| Written request |
Only the lines from the line holding "Decode this chart: output" to the last line should be output, each exactly as given.

| Given records |
====

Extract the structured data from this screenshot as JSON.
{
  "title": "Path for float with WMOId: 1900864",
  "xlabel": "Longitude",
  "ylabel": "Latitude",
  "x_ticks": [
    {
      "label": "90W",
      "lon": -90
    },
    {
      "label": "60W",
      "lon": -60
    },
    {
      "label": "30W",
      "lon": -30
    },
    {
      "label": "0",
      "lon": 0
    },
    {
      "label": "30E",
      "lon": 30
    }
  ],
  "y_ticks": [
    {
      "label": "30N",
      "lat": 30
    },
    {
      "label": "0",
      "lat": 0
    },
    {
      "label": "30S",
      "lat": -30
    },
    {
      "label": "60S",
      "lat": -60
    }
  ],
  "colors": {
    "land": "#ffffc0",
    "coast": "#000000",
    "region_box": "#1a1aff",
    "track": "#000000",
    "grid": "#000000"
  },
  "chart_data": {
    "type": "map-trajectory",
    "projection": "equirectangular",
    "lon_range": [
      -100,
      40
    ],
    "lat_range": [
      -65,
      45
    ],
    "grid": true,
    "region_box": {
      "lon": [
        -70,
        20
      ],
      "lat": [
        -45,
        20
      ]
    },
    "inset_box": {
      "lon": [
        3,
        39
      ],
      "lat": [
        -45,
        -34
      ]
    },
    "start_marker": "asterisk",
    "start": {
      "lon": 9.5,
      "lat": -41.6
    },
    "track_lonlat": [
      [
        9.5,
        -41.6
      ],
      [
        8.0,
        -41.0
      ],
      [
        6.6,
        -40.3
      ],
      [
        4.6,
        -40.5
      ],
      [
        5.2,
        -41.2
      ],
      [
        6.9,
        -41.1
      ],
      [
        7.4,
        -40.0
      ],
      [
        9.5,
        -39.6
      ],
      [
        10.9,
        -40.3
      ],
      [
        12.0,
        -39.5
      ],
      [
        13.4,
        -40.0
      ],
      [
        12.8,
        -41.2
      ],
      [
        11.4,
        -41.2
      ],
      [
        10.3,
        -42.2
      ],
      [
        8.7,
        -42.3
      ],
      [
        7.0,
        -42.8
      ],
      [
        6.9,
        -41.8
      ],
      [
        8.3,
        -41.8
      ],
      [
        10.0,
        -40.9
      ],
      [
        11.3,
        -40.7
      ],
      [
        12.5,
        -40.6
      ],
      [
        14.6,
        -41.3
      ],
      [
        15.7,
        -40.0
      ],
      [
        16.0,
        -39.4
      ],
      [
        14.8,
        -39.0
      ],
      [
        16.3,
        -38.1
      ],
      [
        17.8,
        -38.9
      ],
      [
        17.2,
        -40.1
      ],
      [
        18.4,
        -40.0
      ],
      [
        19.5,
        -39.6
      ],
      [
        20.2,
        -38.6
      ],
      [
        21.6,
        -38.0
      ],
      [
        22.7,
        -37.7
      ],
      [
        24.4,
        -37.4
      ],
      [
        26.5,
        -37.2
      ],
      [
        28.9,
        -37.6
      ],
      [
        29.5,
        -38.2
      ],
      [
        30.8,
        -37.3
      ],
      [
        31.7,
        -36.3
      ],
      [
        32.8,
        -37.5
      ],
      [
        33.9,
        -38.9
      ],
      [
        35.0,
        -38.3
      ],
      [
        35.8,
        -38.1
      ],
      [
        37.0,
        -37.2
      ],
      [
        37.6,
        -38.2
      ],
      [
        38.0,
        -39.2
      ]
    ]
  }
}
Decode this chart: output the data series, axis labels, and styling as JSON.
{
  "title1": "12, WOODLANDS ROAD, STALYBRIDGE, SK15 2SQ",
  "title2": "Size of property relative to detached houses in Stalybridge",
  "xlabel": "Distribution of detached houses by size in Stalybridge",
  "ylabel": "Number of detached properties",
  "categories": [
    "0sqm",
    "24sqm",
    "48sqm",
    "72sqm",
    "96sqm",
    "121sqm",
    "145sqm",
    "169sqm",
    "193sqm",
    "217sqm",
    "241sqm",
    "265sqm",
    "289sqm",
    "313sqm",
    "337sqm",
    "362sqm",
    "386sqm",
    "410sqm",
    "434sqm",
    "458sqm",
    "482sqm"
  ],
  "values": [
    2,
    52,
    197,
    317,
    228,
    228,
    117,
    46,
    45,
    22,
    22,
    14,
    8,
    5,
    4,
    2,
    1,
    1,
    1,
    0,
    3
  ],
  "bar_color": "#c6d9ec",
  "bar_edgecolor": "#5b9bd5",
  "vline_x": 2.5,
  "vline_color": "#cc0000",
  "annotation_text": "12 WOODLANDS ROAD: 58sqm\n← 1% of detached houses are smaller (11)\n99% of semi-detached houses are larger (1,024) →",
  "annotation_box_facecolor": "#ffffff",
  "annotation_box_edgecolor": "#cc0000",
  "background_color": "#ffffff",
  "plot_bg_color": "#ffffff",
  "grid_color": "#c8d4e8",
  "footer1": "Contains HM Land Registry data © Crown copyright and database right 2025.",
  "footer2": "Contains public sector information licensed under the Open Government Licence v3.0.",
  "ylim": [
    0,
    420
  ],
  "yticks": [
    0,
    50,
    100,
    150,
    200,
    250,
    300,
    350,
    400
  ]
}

====

| Written solution |
Decode this chart: output the data series, axis labels, and styling as JSON.
{
  "title1": "12, WOODLANDS ROAD, STALYBRIDGE, SK15 2SQ",
  "title2": "Size of property relative to detached houses in Stalybridge",
  "xlabel": "Distribution of detached houses by size in Stalybridge",
  "ylabel": "Number of detached properties",
  "categories": [
    "0sqm",
    "24sqm",
    "48sqm",
    "72sqm",
    "96sqm",
    "121sqm",
    "145sqm",
    "169sqm",
    "193sqm",
    "217sqm",
    "241sqm",
    "265sqm",
    "289sqm",
    "313sqm",
    "337sqm",
    "362sqm",
    "386sqm",
    "410sqm",
    "434sqm",
    "458sqm",
    "482sqm"
  ],
  "values": [
    2,
    52,
    197,
    317,
    228,
    228,
    117,
    46,
    45,
    22,
    22,
    14,
    8,
    5,
    4,
    2,
    1,
    1,
    1,
    0,
    3
  ],
  "bar_color": "#c6d9ec",
  "bar_edgecolor": "#5b9bd5",
  "vline_x": 2.5,
  "vline_color": "#cc0000",
  "annotation_text": "12 WOODLANDS ROAD: 58sqm\n← 1% of detached houses are smaller (11)\n99% of semi-detached houses are larger (1,024) →",
  "annotation_box_facecolor": "#ffffff",
  "annotation_box_edgecolor": "#cc0000",
  "background_color": "#ffffff",
  "plot_bg_color": "#ffffff",
  "grid_color": "#c8d4e8",
  "footer1": "Contains HM Land Registry data © Crown copyright and database right 2025.",
  "footer2": "Contains public sector information licensed under the Open Government Licence v3.0.",
  "ylim": [
    0,
    420
  ],
  "yticks": [
    0,
    50,
    100,
    150,
    200,
    250,
    300,
    350,
    400
  ]
}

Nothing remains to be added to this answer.